#### EXTRACT TO READ
-- Begin --
The building might be the same as the one the Hokies lost in so often during the Big East era, but the opponent certainly is not. Syracuse is 2-4 on the season. Their two wins are unimpressive, and all their losses have come in blowout fashion.
33-7 W over Colgate
62-28 L to Louisville
45-20 L to South Florida
31-24 W over UConn
50-33 L to Notre Dame
28-9 L to Wake Forest
The fewest amount of points they’ve held an FBS team to is 28. Assuming the Hokies reach 28 points (which of course they will), that means Syracuse will have to score at least 29 points against Bud Foster’s defense to have a chance to win the game. That’s a tall order.
That being said, Syracuse does have some weapons on offense that make them dangerous, and they operate at a very fast pace.
Fast Paced Offense
As Justin Fuente alluded to in his weekly press conference, the Syracuse offense is from the Baylor tree of offense. Dino Babers was the Baylor wide receiver coach from 2008 through 2011. He’s also coached against the Hokies two other times, as the OC/QB coach at Texas A&M in 2002 and the Pitt RB coach in 2003.
-- End --
#### ACTIONS TO TAKE
- A) Copy the Syracuse game preview between "Fast Paced Offense" and "coach in 2003.", inclusive.
- B) Extend the Syracuse game preview past its final sentence.
The rows that come next are separate material, apart from the Syracuse game preview.

[Element and region listings]
-- Begin --
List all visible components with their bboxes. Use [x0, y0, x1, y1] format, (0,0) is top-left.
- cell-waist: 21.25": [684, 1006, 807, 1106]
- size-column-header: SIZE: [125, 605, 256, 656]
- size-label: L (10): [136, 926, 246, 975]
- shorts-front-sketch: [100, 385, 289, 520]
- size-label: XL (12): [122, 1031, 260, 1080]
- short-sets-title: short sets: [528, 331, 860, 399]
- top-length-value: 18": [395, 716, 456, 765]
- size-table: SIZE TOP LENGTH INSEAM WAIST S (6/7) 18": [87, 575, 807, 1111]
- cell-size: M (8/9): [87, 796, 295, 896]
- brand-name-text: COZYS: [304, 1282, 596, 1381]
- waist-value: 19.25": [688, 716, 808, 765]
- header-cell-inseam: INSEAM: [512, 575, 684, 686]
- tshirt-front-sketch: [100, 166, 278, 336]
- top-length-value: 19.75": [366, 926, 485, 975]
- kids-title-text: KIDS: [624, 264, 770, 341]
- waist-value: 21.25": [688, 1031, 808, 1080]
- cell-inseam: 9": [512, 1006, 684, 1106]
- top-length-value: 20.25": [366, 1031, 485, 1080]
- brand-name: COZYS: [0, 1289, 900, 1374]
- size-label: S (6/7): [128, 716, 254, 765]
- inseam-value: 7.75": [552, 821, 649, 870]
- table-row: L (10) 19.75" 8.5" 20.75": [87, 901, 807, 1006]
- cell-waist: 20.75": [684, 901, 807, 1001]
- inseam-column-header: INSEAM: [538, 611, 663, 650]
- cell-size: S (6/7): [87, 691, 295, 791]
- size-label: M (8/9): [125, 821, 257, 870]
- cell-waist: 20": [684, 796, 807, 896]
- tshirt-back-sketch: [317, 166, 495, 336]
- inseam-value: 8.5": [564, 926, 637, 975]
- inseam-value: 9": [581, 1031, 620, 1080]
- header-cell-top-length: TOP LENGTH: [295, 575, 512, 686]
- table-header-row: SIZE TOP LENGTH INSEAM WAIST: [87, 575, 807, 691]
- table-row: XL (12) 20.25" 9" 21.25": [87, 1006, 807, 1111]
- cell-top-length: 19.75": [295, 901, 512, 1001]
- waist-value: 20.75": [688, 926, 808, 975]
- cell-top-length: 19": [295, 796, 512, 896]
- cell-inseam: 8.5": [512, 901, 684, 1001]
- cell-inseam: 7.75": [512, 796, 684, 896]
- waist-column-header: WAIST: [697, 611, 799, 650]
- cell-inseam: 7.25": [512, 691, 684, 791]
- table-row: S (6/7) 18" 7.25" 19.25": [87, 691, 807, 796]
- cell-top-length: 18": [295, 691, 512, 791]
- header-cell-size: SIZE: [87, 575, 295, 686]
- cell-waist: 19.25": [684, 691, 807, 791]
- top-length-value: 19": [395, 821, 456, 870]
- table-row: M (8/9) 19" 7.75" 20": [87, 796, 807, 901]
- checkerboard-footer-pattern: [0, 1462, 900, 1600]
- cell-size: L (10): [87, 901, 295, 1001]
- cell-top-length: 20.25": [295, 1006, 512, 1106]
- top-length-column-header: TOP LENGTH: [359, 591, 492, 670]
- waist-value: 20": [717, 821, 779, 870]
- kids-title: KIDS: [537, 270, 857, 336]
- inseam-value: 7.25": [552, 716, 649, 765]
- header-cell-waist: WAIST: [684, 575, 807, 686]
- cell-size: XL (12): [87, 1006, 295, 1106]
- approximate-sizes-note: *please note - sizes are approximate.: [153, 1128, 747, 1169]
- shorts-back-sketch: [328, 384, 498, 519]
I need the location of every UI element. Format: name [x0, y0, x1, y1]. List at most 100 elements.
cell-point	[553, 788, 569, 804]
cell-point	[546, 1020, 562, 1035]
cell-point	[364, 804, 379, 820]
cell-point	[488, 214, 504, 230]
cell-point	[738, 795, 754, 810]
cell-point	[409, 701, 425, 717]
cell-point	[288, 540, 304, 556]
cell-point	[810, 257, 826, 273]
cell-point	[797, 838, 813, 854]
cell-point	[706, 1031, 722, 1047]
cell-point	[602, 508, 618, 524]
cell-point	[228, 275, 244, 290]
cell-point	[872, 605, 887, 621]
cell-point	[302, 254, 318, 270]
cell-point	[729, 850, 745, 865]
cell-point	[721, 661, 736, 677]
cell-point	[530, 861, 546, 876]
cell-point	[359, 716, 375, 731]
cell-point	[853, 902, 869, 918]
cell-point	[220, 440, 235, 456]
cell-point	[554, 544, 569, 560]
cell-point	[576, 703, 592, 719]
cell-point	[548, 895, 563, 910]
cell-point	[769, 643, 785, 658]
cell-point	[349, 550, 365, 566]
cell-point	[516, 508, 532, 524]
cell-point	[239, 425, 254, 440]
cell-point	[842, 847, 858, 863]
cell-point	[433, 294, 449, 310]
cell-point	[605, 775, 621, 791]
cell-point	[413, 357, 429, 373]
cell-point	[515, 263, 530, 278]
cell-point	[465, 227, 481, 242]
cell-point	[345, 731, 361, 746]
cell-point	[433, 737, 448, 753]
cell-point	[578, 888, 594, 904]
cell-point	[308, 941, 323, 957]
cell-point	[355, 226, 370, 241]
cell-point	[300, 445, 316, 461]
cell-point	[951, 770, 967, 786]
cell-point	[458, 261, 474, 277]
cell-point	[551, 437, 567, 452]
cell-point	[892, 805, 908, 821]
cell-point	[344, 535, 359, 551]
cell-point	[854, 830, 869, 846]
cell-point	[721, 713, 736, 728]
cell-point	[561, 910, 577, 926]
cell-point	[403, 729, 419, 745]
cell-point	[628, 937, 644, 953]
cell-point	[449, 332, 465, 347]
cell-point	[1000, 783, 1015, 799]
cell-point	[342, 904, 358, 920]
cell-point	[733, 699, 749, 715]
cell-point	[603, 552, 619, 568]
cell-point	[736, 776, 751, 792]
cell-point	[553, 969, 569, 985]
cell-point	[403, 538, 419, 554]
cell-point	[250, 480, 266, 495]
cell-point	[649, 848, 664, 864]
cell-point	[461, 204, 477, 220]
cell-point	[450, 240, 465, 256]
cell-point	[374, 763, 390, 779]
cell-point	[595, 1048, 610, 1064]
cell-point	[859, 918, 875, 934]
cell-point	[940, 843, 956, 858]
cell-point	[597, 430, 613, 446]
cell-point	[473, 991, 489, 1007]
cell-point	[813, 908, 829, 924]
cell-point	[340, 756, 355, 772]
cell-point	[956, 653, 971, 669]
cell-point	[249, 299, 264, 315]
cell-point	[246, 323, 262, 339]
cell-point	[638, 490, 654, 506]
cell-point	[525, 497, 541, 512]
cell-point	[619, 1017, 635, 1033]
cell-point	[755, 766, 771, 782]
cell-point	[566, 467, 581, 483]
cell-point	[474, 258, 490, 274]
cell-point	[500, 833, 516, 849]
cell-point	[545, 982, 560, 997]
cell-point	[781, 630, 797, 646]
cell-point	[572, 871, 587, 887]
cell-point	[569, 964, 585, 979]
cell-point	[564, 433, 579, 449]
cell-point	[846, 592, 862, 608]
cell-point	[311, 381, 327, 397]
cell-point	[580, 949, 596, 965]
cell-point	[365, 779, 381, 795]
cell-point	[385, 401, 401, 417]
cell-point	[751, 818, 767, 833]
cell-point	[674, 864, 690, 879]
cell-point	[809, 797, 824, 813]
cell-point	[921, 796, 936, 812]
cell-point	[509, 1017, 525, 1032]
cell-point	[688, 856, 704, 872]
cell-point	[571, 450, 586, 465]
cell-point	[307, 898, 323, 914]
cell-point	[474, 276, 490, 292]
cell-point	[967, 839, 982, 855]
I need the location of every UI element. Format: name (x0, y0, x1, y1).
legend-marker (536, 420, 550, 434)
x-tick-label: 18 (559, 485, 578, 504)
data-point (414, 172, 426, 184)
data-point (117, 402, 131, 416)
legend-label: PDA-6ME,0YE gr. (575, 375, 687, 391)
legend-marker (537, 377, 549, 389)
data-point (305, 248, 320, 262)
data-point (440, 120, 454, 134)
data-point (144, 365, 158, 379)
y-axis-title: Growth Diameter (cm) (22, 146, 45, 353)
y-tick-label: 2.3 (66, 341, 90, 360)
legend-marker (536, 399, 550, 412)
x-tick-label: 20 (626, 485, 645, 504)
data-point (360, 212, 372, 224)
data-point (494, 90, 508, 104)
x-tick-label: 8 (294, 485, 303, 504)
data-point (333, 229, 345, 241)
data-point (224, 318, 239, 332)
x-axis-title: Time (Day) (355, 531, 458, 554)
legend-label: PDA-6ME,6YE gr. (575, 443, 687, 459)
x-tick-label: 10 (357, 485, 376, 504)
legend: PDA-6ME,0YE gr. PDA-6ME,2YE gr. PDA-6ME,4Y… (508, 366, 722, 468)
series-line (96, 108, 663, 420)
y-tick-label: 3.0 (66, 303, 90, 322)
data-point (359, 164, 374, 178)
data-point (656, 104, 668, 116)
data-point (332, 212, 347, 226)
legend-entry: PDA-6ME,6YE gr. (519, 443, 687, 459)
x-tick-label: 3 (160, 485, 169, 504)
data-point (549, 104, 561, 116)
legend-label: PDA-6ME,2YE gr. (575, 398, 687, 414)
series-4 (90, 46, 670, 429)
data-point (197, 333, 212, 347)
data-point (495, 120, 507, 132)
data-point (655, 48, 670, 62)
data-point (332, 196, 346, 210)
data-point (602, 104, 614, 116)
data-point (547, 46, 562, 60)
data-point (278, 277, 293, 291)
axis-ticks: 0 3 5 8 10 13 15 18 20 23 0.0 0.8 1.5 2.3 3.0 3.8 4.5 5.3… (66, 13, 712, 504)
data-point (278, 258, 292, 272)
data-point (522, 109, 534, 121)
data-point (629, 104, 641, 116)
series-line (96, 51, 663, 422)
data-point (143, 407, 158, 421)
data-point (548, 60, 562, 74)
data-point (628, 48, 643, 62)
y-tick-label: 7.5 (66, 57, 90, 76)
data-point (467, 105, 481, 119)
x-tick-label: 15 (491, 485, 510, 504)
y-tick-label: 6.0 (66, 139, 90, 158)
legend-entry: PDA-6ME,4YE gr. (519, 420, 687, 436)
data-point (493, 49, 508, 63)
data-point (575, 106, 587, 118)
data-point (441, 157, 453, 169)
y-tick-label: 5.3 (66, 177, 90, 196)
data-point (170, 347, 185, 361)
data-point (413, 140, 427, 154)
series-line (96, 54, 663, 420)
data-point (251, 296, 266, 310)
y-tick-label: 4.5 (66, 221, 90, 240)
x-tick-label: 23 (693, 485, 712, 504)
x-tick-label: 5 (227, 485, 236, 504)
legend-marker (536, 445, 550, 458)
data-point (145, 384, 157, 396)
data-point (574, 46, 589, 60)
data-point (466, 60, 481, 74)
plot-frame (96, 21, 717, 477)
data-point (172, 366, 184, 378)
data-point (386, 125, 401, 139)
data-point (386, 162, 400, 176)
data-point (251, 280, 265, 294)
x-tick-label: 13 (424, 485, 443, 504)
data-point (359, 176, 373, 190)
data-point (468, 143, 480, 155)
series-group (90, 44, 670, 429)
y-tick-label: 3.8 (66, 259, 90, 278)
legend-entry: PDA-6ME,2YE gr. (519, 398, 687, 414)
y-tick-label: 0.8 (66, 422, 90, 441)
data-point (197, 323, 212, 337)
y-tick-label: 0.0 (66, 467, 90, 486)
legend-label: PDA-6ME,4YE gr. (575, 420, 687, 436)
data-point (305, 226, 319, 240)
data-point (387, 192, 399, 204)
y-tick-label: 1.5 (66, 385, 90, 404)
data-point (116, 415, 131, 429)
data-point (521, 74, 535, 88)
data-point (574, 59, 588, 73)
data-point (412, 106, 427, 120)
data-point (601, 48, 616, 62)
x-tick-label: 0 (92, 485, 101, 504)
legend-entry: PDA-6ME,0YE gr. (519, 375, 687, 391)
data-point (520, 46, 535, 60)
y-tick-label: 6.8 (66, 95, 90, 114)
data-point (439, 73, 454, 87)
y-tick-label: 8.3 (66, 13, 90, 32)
-- End --
#### TASK ANSWERS
- A)
Fast Paced Offense
As Justin Fuente alluded to in his weekly press conference, the Syracuse offense is from the Baylor tree of offense. Dino Babers was the Baylor wide receiver coach from 2008 through 2011. He’s also coached against the Hokies two other times, as the OC/QB coach at Texas A&M in 2002 and the Pitt RB coach in 2003.

- B)
Syracuse has run a whopping 499 plays this season. That’s third in the country, behind only Houston (514) and East Carolina (500). Here’s their game-by-game total…
South Florida: 105
Notre Dame: 88
Wake Forest: 66
The Orange like to operate at a very fast pace, which they were able to do against Louisville, South Florida and Notre Dame. However, they lost all three of those games. In fact, they ran 105 plays to South Florida’s 64 and still lost 45-20.
Personally I think that strategy is bad for a team with the talent level of Syracuse. They have less talent than teams like South Florida, Louisville and Notre Dame. By running more plays and extending the game, Syracuse is simply playing into the hands of their most talented opponents. If we have a fast paced game on Saturday afternoon, that will favor the Hokies, in my opinion.
The Offense, By the Numbers
The Syracuse offense is impressive in some ways, and unimpressive in other ways. Let’s go through the stats…
Rushing Offense: #111
Yards per Carry: #120
Passing Offense: #12
Passing Efficiency: #54
Total Offense: #36
Scoring Offense: #91
Rushing S&P+: #120
Though Syracuse throws for a lot of yards, their overall passing efficiency rating is only slightly above average, and the Orange can’t run the football at all. They throw for a lot of yards, but their #91 ranked scoring offense indicates that they don’t score a lot of points.
The two critical players in their offensive attack are WR Amba Etta-Tawo and QB Eric Dungey.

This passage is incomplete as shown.